— Start PASSAGE —

The Cunning of History

I’m in the process of moving and stumbled across a slim volume I hadn’t read since my days as a cynical undergraduate at the Evergreen State College. It’s The Cunning of History by Richard L. Rubinstein and came recommended to me, not on a course required reading list, but like so many books I read at Evergreen, through the recommendation of a professor who was generous enough to suggest a few titles to peruse in my spare time. 

It’s a book well worth revisiting as I have heard Peter Erlinder discuss at great length the legal case he is making to defending the alleged genocidaires. of Rwanda. The story of Peter Erlinder – a man demonized in the European press, somewhat romanticized in our local press – is layered with complexity. And that’s where the value of Rubinstein’s slight, but powerful analysis of the post war years in Germany has come into play. 

Rubinstein makes the argument, and quite convincingly, that the Holocaust was not an illegal act. In fact, one of the brilliant things about the Nazis was how the government systematically stripped undesirables of any legal recourse to assert rights under the law. This may seem obvious, but when you are on trial for violating laws that did not exist during the alleged acts, it provides a powerful argument for your attorney. As Rubinstein coldly points out in The Cunning of History, you cannot convict a person of committing a crime against someone who is stateless, without citizenship. Legally, you are not a person without an institution. That’s why undocumented workers have legal recourse in the U.S. – they might not be American, but have citizenship somewhere. 

Of course in the process of making this argument, Rubinstein is also making the argument that Nazis also knew that they were committing acts that a future body might find reason to seek a legal recourse – hence stripping persons of their citizenship. 

This is not the case in Rwanda, where the 1994 genocide – and I say genocide, not alleged genocide, because I do believe it was a genocide, regardless of the legal arguments Mr. Erlinder and his colleagues will put forth – was committed 46 years after the passage of the United National Universal Declaration of Human Rights. We do have international bodies to pursue offenders, we do have international laws to  hold those who massacre accountable. But still Rubinstein at the end of his little book brings up the parodox of the Holocaust – and there is a parallel paradox in Rwanda.

— End PASSAGE —
— Start EXTRACTED ENTRIES —

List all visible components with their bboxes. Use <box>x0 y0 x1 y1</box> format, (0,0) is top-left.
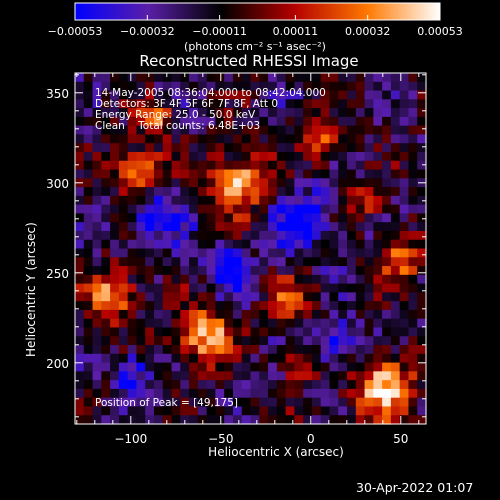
annotation-total-counts: Total counts: 6.48E+03 <box>138 120 261 132</box>
x-tick-label: 50 <box>393 432 408 446</box>
annotation-detectors: Detectors: 3F 4F 5F 6F 7F 8F, Att 0 <box>95 98 279 110</box>
annotation-clean-row: Clean Total counts: 6.48E+03 <box>95 121 326 132</box>
y-tick-label: 250 <box>46 267 69 281</box>
annotation-energy: Energy Range: 25.0 - 50.0 keV <box>95 109 256 121</box>
y-axis-label: Heliocentric Y (arcsec) <box>24 222 38 357</box>
annotation-peak: Position of Peak = [49,175] <box>95 397 239 409</box>
annotation-time-range: 14-May-2005 08:36:04.000 to 08:42:04.000 <box>95 87 326 99</box>
x-tick-label: 0 <box>307 432 315 446</box>
colorbar: −0.00053 −0.00032 −0.00011 0.00011 0.00032 0.… <box>48 2 463 38</box>
colorbar-gradient <box>74 2 441 21</box>
colorbar-units: (photons cm⁻² s⁻¹ asec⁻²) <box>184 40 326 53</box>
heatmap-image <box>75 73 427 425</box>
colorbar-tick-label: −0.00053 <box>48 25 103 38</box>
x-axis-label: Heliocentric X (arcsec) <box>208 445 344 459</box>
chart-title: Reconstructed RHESSI Image <box>139 52 359 70</box>
y-tick-label: 200 <box>46 357 69 371</box>
annotation-clean: Clean <box>95 120 125 132</box>
colorbar-tick-label: 0.00053 <box>417 25 463 38</box>
annotation-block: 14-May-2005 08:36:04.000 to 08:42:04.000… <box>95 88 326 132</box>
colorbar-tick-label: −0.00011 <box>192 25 247 38</box>
footer-timestamp: 30-Apr-2022 01:07 <box>356 480 474 495</box>
y-tick-label: 300 <box>46 177 69 191</box>
x-tick-label: −50 <box>208 432 233 446</box>
y-tick-label: 350 <box>46 87 69 101</box>
colorbar-tick-label: −0.00032 <box>120 25 175 38</box>
x-tick-label: −100 <box>114 432 147 446</box>
colorbar-tick-label: 0.00011 <box>273 25 319 38</box>
plot-frame <box>74 72 427 425</box>
colorbar-tick-label: 0.00032 <box>345 25 391 38</box>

— End EXTRACTED ENTRIES —

* **DIRECTIVES**
A – From the essay on The Cunning of History, copy the stretch from "It’s a book" through "come into play.".
B – Pick up the essay on The Cunning of History at the point where it stops and keep writing it.

* **ANSWERS GIVEN**
A –
It’s a book well worth revisiting as I have heard Peter Erlinder discuss at great length the legal case he is making to defending the alleged genocidaires. of Rwanda. The story of Peter Erlinder – a man demonized in the European press, somewhat romanticized in our local press – is layered with complexity. And that’s where the value of Rubinstein’s slight, but powerful analysis of the post war years in Germany has come into play.

B –
There were black lists in Germany and Austria, names of people who were Nazis, which wasn’t unusual in countries where it was required to join the party. Many served jail sentences, a few years, but quickly, at least in the west, the occupiers realized they needed workers. The Marshall Plan needed civil servants, engineers, teachers, professionals who could raise a central Euroepan giant out of the ashes. And so companies that had the taint of Nazism -I.G. Farben (they manufactured the gas used in the death camps) was reborn as Hoechst; and those goofy ads we Americans find so funny are made by Volkswagen, the industrial child midwifed into existence by Adolf HItler and company. And there are many others that bear the mark of Cain. 

Rwanda’s economy has been growing steadily as President Kagame has stabilized the country. And yes, his methods offend our democratic ideals of free speech, free assembly – and the international community should be watching him so that he does not become another African dictator we abhor but are too busy to do anything about. But here is the cunning of Rwanda’s history: asking survivors who’s neighbors, bosses, employees, even priests, attempted to murder them to live with their former attackers. That’s a lot to ask. And it hasn’t come without violence: reprisal killings of Tutsis against Hutus, and then Hutus responding to reprisal killings. This is what President Kagame is dealing with, and no doubt the prospect of more violence as the result of these trials weighs heavy on his mind. 

By no means am I saying Mr. Erlinder’s treatment was right – quite the contrary, I am appalled. Every person accused of a crime deserves to defend him or herself and address his or her accusers. Their day in court, to use the parlance of our times. 

Perhaps that is the ultimate cunning of history: that we will argue about whether a genocide was committed or not. A lot of people were killed in Rwanda over the course of 3 months in the spring of 1994; a lot of people did the killing, mostly by hand with machetes, no easy task. Maybe it doesn’t matter if we call it a genocide; what matters is that the victims, and the genocidaires get justice.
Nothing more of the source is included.